# TASK DETAILS:
Please output every line of the material as it stands, without the pictures.
### EXTRACTED MATERIAL ###
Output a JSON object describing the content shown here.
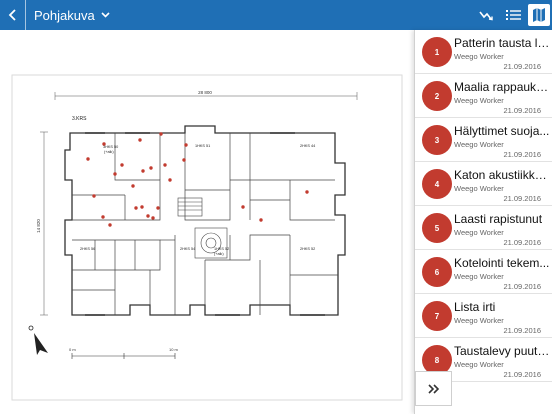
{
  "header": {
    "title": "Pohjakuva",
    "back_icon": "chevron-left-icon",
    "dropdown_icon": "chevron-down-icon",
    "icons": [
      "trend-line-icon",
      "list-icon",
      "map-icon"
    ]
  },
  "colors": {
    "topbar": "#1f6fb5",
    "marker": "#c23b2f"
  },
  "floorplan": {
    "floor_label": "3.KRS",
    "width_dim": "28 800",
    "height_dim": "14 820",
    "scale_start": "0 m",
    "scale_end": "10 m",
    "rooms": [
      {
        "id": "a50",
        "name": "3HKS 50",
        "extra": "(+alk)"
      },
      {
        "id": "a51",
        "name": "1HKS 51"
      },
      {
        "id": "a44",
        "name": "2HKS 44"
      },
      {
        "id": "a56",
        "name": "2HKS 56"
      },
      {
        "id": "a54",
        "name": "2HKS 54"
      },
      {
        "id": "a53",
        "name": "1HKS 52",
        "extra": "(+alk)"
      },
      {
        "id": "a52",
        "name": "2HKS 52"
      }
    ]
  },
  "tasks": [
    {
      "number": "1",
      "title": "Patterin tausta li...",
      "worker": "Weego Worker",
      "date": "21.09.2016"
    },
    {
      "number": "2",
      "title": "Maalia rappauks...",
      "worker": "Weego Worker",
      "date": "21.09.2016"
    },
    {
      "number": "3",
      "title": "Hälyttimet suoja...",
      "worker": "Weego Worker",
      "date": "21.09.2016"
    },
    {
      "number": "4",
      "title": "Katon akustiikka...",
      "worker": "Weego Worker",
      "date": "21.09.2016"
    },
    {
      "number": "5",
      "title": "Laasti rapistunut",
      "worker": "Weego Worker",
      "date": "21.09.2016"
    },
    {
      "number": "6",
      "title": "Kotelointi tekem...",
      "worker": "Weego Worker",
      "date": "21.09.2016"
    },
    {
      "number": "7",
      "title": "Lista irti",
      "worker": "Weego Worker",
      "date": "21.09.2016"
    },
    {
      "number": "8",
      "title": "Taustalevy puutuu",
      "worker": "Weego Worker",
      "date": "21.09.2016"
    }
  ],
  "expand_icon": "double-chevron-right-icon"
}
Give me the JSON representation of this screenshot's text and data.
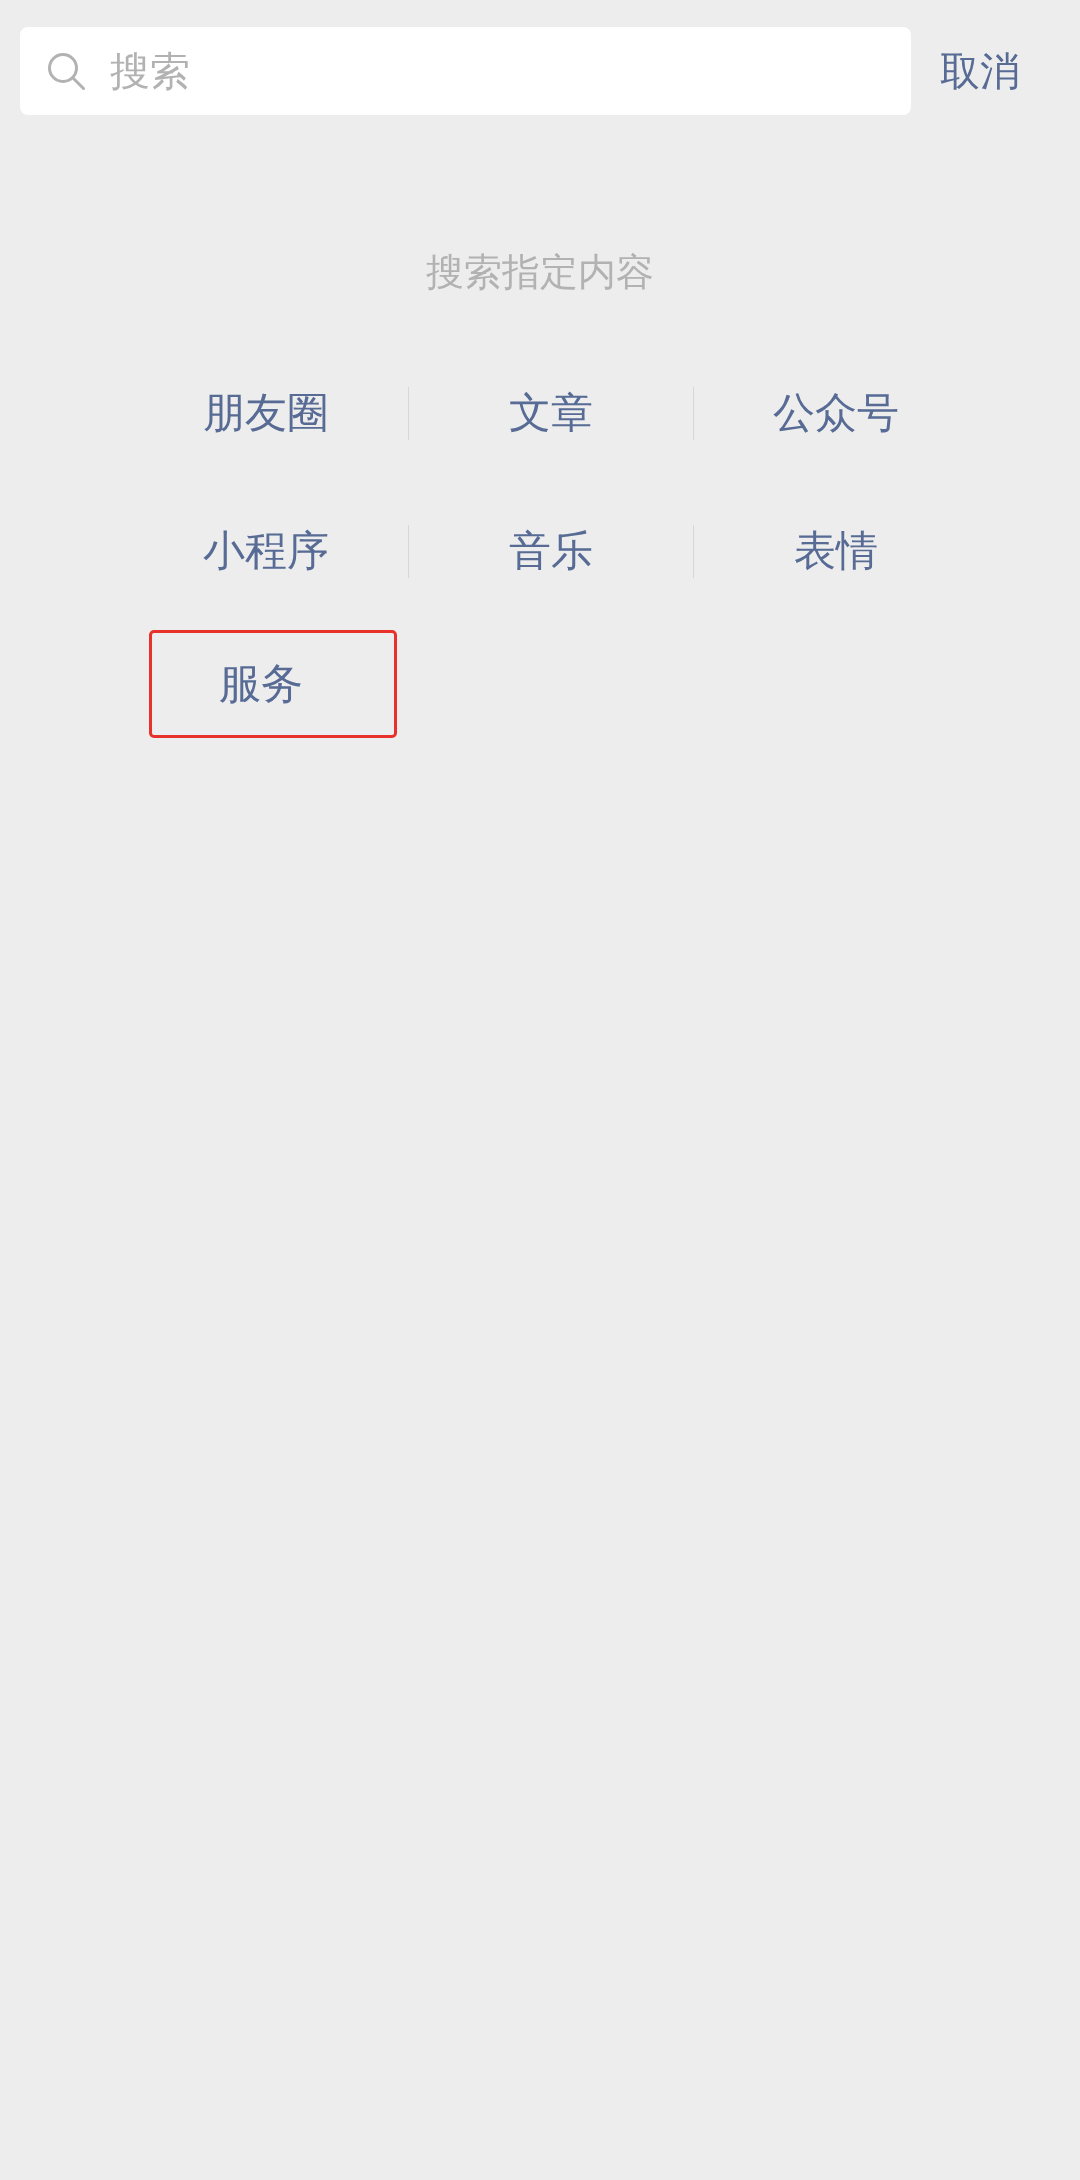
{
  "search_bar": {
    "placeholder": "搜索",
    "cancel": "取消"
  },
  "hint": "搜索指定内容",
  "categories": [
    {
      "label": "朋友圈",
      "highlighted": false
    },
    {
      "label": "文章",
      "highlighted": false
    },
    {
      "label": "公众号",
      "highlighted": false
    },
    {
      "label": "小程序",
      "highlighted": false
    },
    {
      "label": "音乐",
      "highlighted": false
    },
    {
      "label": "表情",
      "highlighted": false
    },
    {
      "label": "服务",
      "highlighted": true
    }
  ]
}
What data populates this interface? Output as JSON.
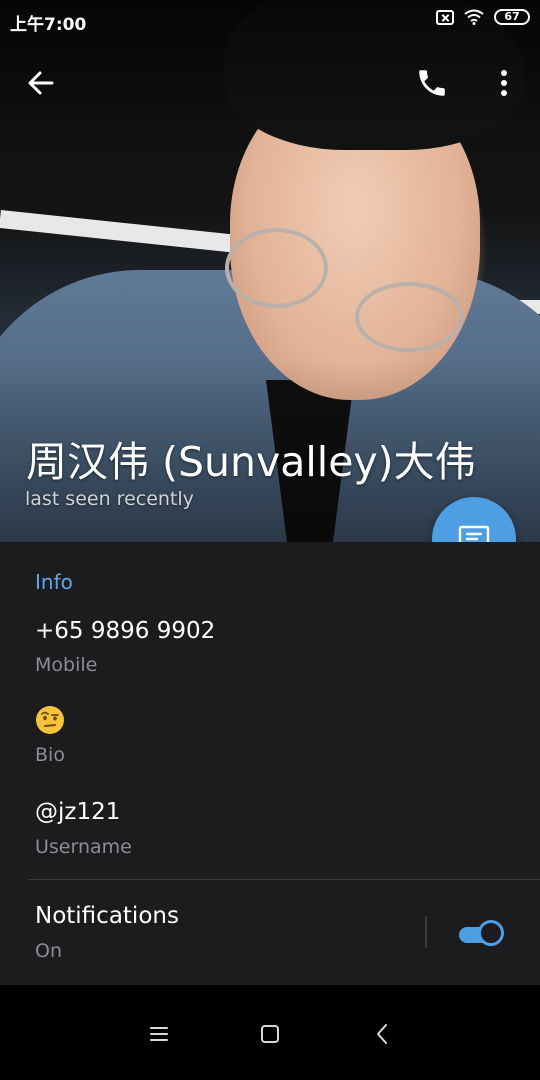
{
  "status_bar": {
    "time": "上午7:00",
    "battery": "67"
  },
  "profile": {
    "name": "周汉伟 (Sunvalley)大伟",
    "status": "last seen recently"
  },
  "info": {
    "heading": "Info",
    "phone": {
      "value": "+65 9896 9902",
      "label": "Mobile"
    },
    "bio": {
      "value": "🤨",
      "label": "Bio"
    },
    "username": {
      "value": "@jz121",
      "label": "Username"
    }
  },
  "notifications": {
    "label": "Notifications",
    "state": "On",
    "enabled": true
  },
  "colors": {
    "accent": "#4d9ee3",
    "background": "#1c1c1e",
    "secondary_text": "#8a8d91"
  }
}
###
# RESPONSE BELOW:
Output a JSON object describing the content shown here.
{
  "header": {
    "title": "Pohjakuva",
    "back_icon": "chevron-left-icon",
    "dropdown_icon": "chevron-down-icon",
    "icons": [
      "trend-line-icon",
      "list-icon",
      "map-icon"
    ]
  },
  "colors": {
    "topbar": "#1f6fb5",
    "marker": "#c23b2f"
  },
  "floorplan": {
    "floor_label": "3.KRS",
    "width_dim": "28 800",
    "height_dim": "14 820",
    "scale_start": "0 m",
    "scale_end": "10 m",
    "rooms": [
      {
        "id": "a50",
        "name": "3HKS 50",
        "extra": "(+alk)"
      },
      {
        "id": "a51",
        "name": "1HKS 51"
      },
      {
        "id": "a44",
        "name": "2HKS 44"
      },
      {
        "id": "a56",
        "name": "2HKS 56"
      },
      {
        "id": "a54",
        "name": "2HKS 54"
      },
      {
        "id": "a53",
        "name": "1HKS 52",
        "extra": "(+alk)"
      },
      {
        "id": "a52",
        "name": "2HKS 52"
      }
    ]
  },
  "tasks": [
    {
      "number": "1",
      "title": "Patterin tausta li...",
      "worker": "Weego Worker",
      "date": "21.09.2016"
    },
    {
      "number": "2",
      "title": "Maalia rappauks...",
      "worker": "Weego Worker",
      "date": "21.09.2016"
    },
    {
      "number": "3",
      "title": "Hälyttimet suoja...",
      "worker": "Weego Worker",
      "date": "21.09.2016"
    },
    {
      "number": "4",
      "title": "Katon akustiikka...",
      "worker": "Weego Worker",
      "date": "21.09.2016"
    },
    {
      "number": "5",
      "title": "Laasti rapistunut",
      "worker": "Weego Worker",
      "date": "21.09.2016"
    },
    {
      "number": "6",
      "title": "Kotelointi tekem...",
      "worker": "Weego Worker",
      "date": "21.09.2016"
    },
    {
      "number": "7",
      "title": "Lista irti",
      "worker": "Weego Worker",
      "date": "21.09.2016"
    },
    {
      "number": "8",
      "title": "Taustalevy puutuu",
      "worker": "Weego Worker",
      "date": "21.09.2016"
    }
  ],
  "expand_icon": "double-chevron-right-icon"
}
Give me the JSON representation of this screenshot's text and data.
{
  "search_bar": {
    "placeholder": "搜索",
    "cancel": "取消"
  },
  "hint": "搜索指定内容",
  "categories": [
    {
      "label": "朋友圈",
      "highlighted": false
    },
    {
      "label": "文章",
      "highlighted": false
    },
    {
      "label": "公众号",
      "highlighted": false
    },
    {
      "label": "小程序",
      "highlighted": false
    },
    {
      "label": "音乐",
      "highlighted": false
    },
    {
      "label": "表情",
      "highlighted": false
    },
    {
      "label": "服务",
      "highlighted": true
    }
  ]
}
What data populates this interface? Output as JSON.
{
  "status_bar": {
    "time": "上午7:00",
    "battery": "67"
  },
  "profile": {
    "name": "周汉伟 (Sunvalley)大伟",
    "status": "last seen recently"
  },
  "info": {
    "heading": "Info",
    "phone": {
      "value": "+65 9896 9902",
      "label": "Mobile"
    },
    "bio": {
      "value": "🤨",
      "label": "Bio"
    },
    "username": {
      "value": "@jz121",
      "label": "Username"
    }
  },
  "notifications": {
    "label": "Notifications",
    "state": "On",
    "enabled": true
  },
  "colors": {
    "accent": "#4d9ee3",
    "background": "#1c1c1e",
    "secondary_text": "#8a8d91"
  }
}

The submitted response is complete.